### SUPPLIED INFORMATION:

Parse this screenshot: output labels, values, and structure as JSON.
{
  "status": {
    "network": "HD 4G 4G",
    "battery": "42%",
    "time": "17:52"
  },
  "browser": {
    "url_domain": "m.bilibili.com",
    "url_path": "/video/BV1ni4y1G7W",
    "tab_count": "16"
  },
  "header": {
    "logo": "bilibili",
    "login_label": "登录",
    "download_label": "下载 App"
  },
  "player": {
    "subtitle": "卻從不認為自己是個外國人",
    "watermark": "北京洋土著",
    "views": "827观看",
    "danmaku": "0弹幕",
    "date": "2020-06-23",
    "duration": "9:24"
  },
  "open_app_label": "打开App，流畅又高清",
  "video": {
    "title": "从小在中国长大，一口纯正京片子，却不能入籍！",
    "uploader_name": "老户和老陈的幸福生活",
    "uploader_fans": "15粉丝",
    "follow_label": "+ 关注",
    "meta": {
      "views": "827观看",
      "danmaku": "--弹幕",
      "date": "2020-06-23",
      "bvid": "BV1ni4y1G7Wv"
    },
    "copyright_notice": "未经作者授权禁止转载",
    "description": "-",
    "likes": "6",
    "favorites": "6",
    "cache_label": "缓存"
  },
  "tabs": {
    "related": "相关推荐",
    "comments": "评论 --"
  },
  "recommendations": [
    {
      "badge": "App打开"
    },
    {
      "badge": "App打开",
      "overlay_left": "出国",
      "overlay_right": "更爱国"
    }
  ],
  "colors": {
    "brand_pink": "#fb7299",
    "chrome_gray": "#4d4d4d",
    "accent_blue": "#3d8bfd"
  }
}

### WHAT THE EXERCISE ASKS:
All of the material above needs to be retyped word for word.

### FINISHED EXERCISE:
Parse this screenshot: output labels, values, and structure as JSON.
{
  "status": {
    "network": "HD 4G 4G",
    "battery": "42%",
    "time": "17:52"
  },
  "browser": {
    "url_domain": "m.bilibili.com",
    "url_path": "/video/BV1ni4y1G7W",
    "tab_count": "16"
  },
  "header": {
    "logo": "bilibili",
    "login_label": "登录",
    "download_label": "下载 App"
  },
  "player": {
    "subtitle": "卻從不認為自己是個外國人",
    "watermark": "北京洋土著",
    "views": "827观看",
    "danmaku": "0弹幕",
    "date": "2020-06-23",
    "duration": "9:24"
  },
  "open_app_label": "打开App，流畅又高清",
  "video": {
    "title": "从小在中国长大，一口纯正京片子，却不能入籍！",
    "uploader_name": "老户和老陈的幸福生活",
    "uploader_fans": "15粉丝",
    "follow_label": "+ 关注",
    "meta": {
      "views": "827观看",
      "danmaku": "--弹幕",
      "date": "2020-06-23",
      "bvid": "BV1ni4y1G7Wv"
    },
    "copyright_notice": "未经作者授权禁止转载",
    "description": "-",
    "likes": "6",
    "favorites": "6",
    "cache_label": "缓存"
  },
  "tabs": {
    "related": "相关推荐",
    "comments": "评论 --"
  },
  "recommendations": [
    {
      "badge": "App打开"
    },
    {
      "badge": "App打开",
      "overlay_left": "出国",
      "overlay_right": "更爱国"
    }
  ],
  "colors": {
    "brand_pink": "#fb7299",
    "chrome_gray": "#4d4d4d",
    "accent_blue": "#3d8bfd"
  }
}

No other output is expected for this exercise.